Kısa görev a:
Satırları, en baştan başlayıp "The channel or cavity 412' is at (471, 573)." ifadesinin geçtiği satıra kadar (o satır dahil) her satır bir dize olacak şekilde bir JSON listesi olarak ifade et. Boş satırları ve resimleri yanıta katma.

Politika ve siyaset arasındaki fark, her münevverin bildiği bir konudur.
Buna girmeyeceğim.
Yaşı 70’i aşmış biri olarak izninizle bugünkü politika hakkında yorumda bulunmak istiyorum.
Öncelikle siyasette samimi olan siyasetçiler için Allahtan başarılar dilemek mümince bir iştir. Başarılı olurlarsa bize ancak sevinmek düşer.
Partilerin tamamında tek adamın canı istediği zaman yönettiği, istişare ve demokratik davranışlardan uzak olan yapıların yeni bir açılım göstermesi temel dileğimizdir.
Ayrıca politik bakımdan başarılı olmak; ya devlet hazinesinden büyük pay almakla, ya da dış bağlantıları olan mahfillerin desteği ile mümkün olduğu bir asırlık tecrübeyle sabittir.
Kanaatim odur ki önce birilerine zemin yoklatıyorlar, sonra müspet bir gelişme olursa hazıra konma stratejilerini devreye sokuyorlar. Bütün partilerde bu değişim gözlenmiştir. İstisnaları olabilirse de bu olay atasözünde çok güzel makes buluyor:
“Deliye geçit yoklatırlar.” Yani bir ırmak geçmek istendiği zaman suyun derin olup olmadığını anlamak için bir deliye ” haydi sen kahramansın, şu dereyi önce sen geç!” derler. Deli boğulursa geçmezler. Bir deliyi feda etmenin pek bir kıymet-i harbiyesi yoktur. Geçebilirse oradan geçerek amaçlarına ulaşmış olurlar.

Veri kesiti:
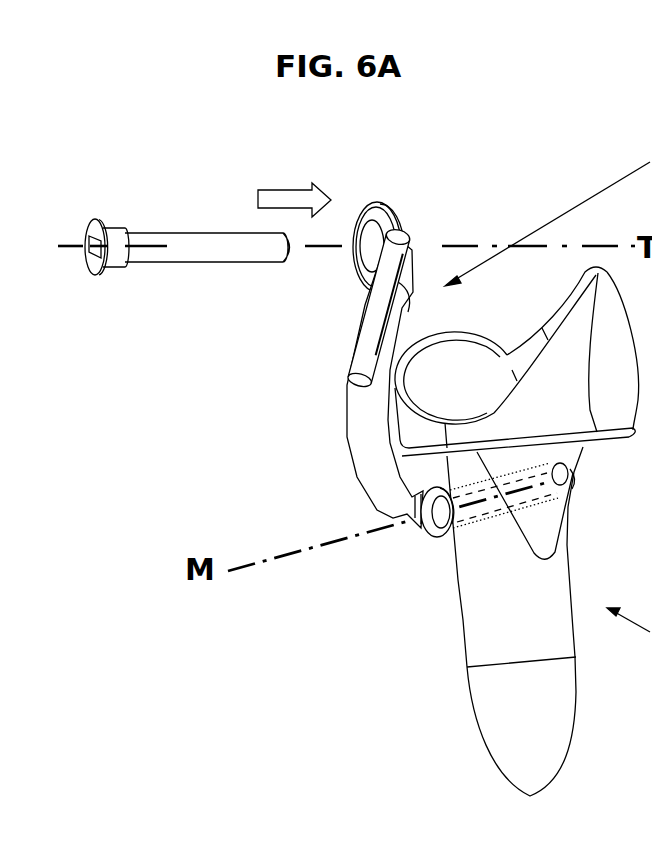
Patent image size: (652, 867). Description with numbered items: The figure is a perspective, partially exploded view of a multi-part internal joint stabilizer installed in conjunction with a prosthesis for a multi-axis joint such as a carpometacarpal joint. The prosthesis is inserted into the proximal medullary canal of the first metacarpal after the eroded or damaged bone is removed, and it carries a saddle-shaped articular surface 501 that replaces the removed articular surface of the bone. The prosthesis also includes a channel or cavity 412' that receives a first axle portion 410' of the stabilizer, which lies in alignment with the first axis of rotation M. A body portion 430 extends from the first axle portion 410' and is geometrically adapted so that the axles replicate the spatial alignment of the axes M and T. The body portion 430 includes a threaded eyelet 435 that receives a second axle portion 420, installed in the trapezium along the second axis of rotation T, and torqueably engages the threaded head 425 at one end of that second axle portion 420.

The second axle portion 420 is at (190, 258).
The threaded head 425 is at (112, 223).
The threaded eyelet 435 is at (383, 206).
The body portion 430 is at (368, 428).
The saddle-shaped articular surface 501 is at (468, 366).
The first axle portion 410' is at (394, 570).
The channel or cavity 412' is at (471, 573).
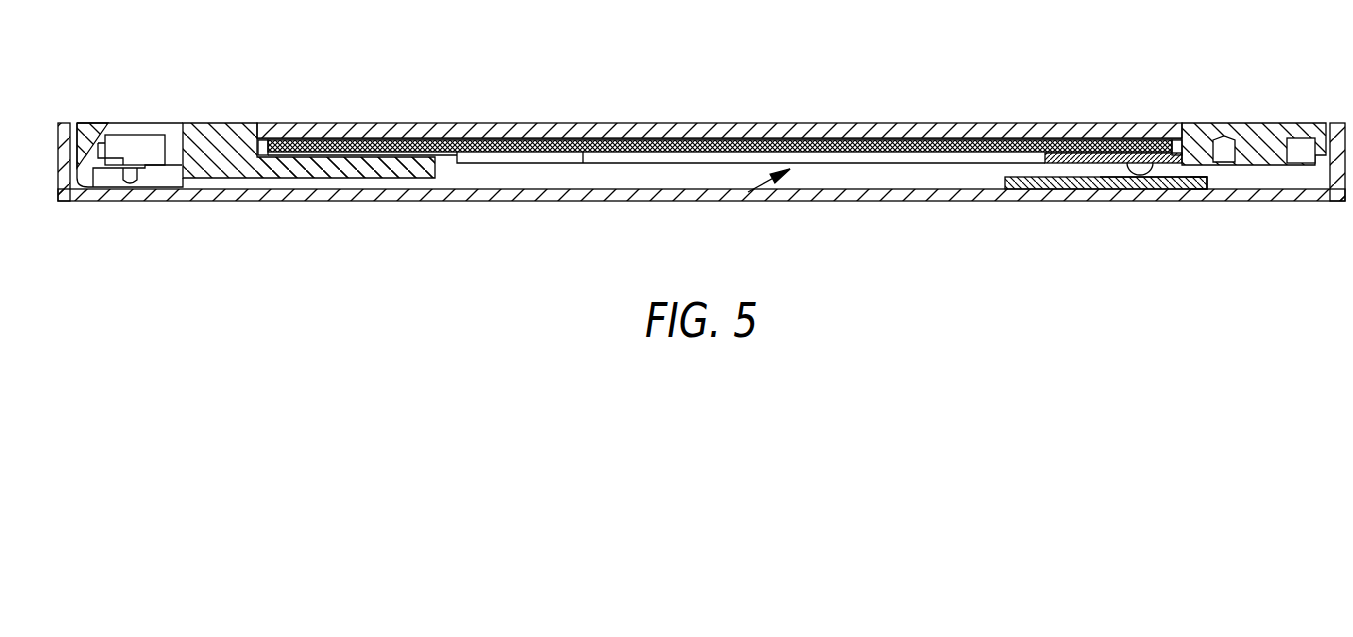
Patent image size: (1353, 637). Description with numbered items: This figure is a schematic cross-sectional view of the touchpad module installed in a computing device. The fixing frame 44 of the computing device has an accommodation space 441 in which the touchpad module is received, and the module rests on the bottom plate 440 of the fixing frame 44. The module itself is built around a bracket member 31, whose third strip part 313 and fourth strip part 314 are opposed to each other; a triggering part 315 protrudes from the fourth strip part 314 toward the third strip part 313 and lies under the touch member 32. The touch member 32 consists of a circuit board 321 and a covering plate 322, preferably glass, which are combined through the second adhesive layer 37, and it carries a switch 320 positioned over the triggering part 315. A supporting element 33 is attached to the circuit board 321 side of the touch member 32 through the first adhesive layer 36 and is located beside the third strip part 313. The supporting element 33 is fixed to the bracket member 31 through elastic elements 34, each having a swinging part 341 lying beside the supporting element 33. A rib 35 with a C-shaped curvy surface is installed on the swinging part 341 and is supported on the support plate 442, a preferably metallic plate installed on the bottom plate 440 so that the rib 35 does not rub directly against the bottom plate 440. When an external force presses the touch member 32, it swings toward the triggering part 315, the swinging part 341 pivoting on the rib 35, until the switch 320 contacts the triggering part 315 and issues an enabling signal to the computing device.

The bracket member 31 is at (701, 152).
The third strip part 313 is at (1250, 138).
The fourth strip part 314 is at (203, 128).
The triggering part 315 is at (285, 165).
The touch member 32 is at (719, 87).
The switch 320 is at (355, 158).
The circuit board 321 is at (834, 128).
The covering plate 322 is at (900, 143).
The supporting element 33 is at (1086, 155).
The elastic element 34 is at (1104, 219).
The swinging part 341 is at (1049, 181).
The rib 35 is at (1152, 180).
The first adhesive layer 36 is at (1122, 176).
The second adhesive layer 37 is at (985, 137).
The fixing frame 44 is at (701, 198).
The bottom plate 440 is at (900, 191).
The accommodation space 441 is at (748, 192).
The support plate 442 is at (1200, 190).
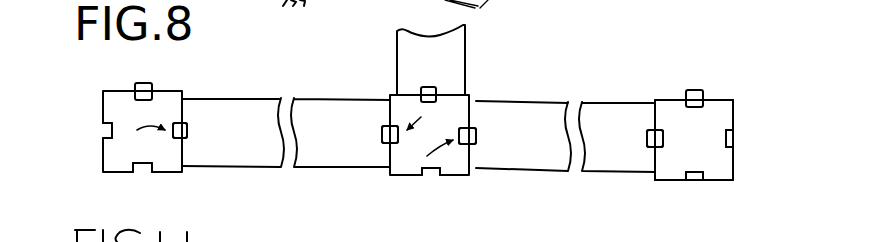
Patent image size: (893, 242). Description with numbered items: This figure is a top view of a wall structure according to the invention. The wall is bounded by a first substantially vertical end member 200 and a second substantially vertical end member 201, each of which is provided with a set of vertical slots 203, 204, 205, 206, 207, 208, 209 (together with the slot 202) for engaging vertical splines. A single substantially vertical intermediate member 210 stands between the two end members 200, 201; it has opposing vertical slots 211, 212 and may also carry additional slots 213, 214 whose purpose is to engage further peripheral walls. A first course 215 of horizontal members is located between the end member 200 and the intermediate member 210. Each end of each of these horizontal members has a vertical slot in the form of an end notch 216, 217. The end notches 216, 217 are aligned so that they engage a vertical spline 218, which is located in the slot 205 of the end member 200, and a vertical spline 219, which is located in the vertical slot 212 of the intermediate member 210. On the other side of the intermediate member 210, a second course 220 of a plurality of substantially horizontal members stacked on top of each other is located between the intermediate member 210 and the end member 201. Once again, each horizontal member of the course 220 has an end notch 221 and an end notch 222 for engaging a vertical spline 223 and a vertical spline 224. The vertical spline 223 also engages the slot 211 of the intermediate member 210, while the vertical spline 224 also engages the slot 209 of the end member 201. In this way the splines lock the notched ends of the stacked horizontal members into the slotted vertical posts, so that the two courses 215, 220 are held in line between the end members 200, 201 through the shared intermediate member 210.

The first end member 200 is at (167, 174).
The second end member 201 is at (718, 181).
The vertical slot 202 is at (140, 173).
The vertical slot 203 is at (110, 127).
The vertical slot 204 is at (150, 88).
The vertical slot 205 is at (187, 125).
The vertical slot 206 is at (731, 145).
The vertical slot 207 is at (700, 179).
The vertical slot 208 is at (703, 92).
The vertical slot 209 is at (653, 148).
The intermediate member 210 is at (455, 177).
The vertical slot 211 is at (474, 128).
The vertical slot 212 is at (388, 125).
The additional slot 213 is at (425, 177).
The additional slot 214 is at (436, 92).
The first course 215 is at (264, 138).
The end notch 216 is at (186, 134).
The end notch 217 is at (387, 144).
The vertical spline 218 is at (144, 143).
The vertical spline 219 is at (436, 120).
The second course 220 is at (553, 140).
The end notch 221 is at (470, 145).
The end notch 222 is at (652, 128).
The vertical spline 223 is at (425, 155).
The vertical spline 224 is at (694, 140).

Kısa görev b:
Okuma parçasına göre:
(i) Yazar kendi yaşı için ne söylüyor?
(ii) Politik bakımdan başarılı olmak hangi iki yolla mümkün?
(iii) Yazar hangi atasözünü aktarıyor?

Tam yanıt a:
[
  "Patent image size: (652, 867). Description with numbered items: The figure is a perspective, partially exploded view of a multi-part internal joint stabilizer installed in conjunction with a prosthesis for a multi-axis joint such as a carpometacarpal joint. The prosthesis is inserted into the proximal medullary canal of the first metacarpal after the eroded or damaged bone is removed, and it carries a saddle-shaped articular surface 501 that replaces the removed articular surface of the bone. The prosthesis also includes a channel or cavity 412' that receives a first axle portion 410' of the stabilizer, which lies in alignment with the first axis of rotation M. A body portion 430 extends from the first axle portion 410' and is geometrically adapted so that the axles replicate the spatial alignment of the axes M and T. The body portion 430 includes a threaded eyelet 435 that receives a second axle portion 420, installed in the trapezium along the second axis of rotation T, and torqueably engages the threaded head 425 at one end of that second axle portion 420.",
  "The second axle portion 420 is at (190, 258).",
  "The threaded head 425 is at (112, 223).",
  "The threaded eyelet 435 is at (383, 206).",
  "The body portion 430 is at (368, 428).",
  "The saddle-shaped articular surface 501 is at (468, 366).",
  "The first axle portion 410' is at (394, 570).",
  "The channel or cavity 412' is at (471, 573)."
]

Tam yanıt b:
(i) Yaşı 70'i aşmış.
(ii) Devlet hazinesinden büyük pay almakla ya da dış bağlantıları olan mahfillerin desteğiyle.
(iii) "Deliye geçit yoklatırlar."